STORED ROWS.
+++

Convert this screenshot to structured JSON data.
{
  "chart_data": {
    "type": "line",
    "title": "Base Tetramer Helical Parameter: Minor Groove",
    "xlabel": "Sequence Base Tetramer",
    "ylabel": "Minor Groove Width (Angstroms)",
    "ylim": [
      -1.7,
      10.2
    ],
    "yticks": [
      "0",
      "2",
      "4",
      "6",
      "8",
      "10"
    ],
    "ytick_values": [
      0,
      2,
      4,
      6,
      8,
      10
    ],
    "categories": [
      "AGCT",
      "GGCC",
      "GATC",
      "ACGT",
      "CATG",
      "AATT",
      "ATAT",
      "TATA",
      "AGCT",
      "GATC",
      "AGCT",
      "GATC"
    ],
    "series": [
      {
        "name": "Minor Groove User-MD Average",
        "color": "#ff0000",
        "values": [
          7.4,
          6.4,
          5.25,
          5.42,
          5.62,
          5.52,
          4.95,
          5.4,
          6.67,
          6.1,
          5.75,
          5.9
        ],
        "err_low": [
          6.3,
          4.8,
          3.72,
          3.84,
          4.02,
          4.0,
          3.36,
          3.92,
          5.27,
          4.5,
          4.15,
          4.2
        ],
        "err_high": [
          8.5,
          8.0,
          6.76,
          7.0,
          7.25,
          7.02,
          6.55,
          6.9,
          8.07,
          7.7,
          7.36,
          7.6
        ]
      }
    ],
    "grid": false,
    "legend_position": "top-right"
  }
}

+++

THE REQUEST.
Extract every line that has the string "Groove" in it.

EXPECTED ANSWER.
    "title": "Base Tetramer Helical Parameter: Minor Groove",
    "ylabel": "Minor Groove Width (Angstroms)",
        "name": "Minor Groove User-MD Average",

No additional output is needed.